start

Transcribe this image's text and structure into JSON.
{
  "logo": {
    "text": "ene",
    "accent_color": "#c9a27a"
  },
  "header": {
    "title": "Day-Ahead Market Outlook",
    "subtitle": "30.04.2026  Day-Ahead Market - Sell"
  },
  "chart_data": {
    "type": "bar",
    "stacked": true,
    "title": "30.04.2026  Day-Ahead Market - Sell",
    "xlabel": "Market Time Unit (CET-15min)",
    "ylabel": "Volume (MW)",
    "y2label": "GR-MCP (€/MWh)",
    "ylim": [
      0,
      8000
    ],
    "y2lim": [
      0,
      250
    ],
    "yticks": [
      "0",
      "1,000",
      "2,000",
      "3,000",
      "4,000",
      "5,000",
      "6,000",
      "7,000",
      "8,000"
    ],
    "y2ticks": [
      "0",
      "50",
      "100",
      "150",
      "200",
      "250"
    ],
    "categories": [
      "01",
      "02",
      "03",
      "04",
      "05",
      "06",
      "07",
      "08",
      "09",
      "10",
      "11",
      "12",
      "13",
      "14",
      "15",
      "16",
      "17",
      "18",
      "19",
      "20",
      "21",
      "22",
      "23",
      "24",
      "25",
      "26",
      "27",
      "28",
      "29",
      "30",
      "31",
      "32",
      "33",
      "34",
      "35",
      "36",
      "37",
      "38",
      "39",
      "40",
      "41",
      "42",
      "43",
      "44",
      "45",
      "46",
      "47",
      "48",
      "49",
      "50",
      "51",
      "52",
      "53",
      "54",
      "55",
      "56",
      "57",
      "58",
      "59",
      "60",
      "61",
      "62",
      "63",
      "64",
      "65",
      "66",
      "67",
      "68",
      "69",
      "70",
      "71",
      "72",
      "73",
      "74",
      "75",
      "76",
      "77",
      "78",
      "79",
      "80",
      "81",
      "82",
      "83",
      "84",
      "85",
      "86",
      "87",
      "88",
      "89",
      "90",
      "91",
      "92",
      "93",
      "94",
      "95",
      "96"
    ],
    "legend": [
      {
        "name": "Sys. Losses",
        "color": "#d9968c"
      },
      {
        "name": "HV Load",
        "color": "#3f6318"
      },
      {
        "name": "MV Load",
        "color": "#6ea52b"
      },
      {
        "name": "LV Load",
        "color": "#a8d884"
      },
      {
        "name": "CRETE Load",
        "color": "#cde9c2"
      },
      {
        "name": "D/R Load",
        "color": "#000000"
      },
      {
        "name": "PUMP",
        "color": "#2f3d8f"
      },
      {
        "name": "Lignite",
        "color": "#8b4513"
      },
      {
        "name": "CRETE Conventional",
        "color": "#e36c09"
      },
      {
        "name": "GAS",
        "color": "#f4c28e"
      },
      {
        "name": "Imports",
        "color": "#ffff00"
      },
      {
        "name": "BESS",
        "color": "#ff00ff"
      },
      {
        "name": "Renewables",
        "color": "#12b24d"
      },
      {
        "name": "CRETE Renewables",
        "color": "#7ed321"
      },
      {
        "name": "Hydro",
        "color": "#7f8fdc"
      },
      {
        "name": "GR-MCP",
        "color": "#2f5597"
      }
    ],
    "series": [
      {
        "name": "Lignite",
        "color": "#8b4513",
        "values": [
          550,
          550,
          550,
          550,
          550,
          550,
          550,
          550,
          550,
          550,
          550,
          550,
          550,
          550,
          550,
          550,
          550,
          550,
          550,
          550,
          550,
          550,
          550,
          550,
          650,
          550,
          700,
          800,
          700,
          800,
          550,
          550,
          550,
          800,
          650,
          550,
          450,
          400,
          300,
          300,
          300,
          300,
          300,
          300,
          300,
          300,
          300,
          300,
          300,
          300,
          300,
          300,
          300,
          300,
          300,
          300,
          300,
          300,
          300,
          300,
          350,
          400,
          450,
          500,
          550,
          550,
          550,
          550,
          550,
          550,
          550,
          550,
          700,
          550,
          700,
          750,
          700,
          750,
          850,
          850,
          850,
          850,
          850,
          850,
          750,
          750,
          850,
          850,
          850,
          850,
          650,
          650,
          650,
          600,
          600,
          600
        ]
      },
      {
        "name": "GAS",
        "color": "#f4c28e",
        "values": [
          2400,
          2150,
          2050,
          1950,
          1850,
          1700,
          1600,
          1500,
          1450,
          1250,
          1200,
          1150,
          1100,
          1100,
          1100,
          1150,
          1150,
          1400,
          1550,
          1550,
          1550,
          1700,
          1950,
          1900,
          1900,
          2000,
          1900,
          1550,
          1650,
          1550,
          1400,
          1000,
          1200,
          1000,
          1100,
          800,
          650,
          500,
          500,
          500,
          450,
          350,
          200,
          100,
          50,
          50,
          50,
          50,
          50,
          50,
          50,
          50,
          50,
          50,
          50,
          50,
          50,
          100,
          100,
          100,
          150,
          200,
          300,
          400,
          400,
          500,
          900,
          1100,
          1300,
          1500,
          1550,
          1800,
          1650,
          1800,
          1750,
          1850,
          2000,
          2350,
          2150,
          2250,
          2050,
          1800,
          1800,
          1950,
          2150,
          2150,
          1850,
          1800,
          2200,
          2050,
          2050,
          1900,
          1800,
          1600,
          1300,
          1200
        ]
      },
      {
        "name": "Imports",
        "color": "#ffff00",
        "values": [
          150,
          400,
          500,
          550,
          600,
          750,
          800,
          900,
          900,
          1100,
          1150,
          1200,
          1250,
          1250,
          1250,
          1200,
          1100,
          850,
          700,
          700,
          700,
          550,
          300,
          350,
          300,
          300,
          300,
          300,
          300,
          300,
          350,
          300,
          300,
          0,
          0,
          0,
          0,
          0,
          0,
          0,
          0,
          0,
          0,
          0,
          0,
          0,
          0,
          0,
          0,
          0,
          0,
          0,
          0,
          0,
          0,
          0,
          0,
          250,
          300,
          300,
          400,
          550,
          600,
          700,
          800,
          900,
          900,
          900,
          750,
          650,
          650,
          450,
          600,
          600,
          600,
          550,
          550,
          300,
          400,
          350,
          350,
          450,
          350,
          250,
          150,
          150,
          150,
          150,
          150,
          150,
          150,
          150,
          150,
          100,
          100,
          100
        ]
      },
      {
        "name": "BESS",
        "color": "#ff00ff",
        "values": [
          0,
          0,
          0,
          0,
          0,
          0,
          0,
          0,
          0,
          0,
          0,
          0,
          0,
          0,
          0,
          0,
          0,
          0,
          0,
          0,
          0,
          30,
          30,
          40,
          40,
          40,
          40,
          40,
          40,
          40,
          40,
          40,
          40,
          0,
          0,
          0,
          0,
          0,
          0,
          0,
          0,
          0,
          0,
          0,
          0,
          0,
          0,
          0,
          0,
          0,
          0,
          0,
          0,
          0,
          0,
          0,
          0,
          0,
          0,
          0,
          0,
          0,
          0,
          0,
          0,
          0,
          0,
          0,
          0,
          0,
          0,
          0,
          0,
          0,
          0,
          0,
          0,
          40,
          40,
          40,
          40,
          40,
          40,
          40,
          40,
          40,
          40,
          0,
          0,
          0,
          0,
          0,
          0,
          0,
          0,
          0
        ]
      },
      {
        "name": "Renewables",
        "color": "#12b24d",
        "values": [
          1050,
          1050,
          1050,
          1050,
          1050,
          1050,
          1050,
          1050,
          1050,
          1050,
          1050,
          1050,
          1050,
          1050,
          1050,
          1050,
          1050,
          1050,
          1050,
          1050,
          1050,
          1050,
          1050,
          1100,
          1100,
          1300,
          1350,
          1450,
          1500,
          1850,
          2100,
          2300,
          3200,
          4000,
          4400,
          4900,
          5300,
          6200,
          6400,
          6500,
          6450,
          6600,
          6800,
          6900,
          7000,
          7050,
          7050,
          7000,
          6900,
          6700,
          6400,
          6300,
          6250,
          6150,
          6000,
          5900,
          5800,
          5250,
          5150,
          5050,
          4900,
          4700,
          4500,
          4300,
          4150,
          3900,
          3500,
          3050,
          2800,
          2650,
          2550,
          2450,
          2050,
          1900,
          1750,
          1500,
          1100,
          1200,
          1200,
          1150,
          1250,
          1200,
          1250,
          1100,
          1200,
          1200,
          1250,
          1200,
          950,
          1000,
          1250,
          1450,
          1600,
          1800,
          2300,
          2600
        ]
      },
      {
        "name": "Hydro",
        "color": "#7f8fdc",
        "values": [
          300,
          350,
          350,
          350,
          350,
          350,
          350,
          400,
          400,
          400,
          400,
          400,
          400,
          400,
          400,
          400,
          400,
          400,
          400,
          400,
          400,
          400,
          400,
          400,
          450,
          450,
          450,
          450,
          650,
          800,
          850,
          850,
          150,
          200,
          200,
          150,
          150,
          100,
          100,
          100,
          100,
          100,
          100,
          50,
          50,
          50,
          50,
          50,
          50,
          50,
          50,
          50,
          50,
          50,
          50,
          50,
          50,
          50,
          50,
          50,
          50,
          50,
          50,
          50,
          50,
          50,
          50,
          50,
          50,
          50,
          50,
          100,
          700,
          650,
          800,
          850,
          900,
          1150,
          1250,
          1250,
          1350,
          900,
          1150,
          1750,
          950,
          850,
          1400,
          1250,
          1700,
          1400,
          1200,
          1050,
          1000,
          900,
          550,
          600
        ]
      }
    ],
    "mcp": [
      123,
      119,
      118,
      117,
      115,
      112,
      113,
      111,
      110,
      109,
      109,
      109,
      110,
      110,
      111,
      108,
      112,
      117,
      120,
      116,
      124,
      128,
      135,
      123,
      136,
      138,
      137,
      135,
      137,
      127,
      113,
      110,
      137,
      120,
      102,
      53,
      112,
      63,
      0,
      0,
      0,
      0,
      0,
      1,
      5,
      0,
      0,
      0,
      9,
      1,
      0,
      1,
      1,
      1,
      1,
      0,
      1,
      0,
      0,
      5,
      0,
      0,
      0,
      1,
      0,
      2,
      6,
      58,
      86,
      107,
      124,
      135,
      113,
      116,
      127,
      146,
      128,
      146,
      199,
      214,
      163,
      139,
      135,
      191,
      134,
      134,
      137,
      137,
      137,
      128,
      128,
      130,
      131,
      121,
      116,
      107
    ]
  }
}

end

Exercise
Locate each line containing the string "Ahead" and show it.

Expected answer
    "title": "Day-Ahead Market Outlook",
    "subtitle": "30.04.2026  Day-Ahead Market - Sell"
    "title": "30.04.2026  Day-Ahead Market - Sell",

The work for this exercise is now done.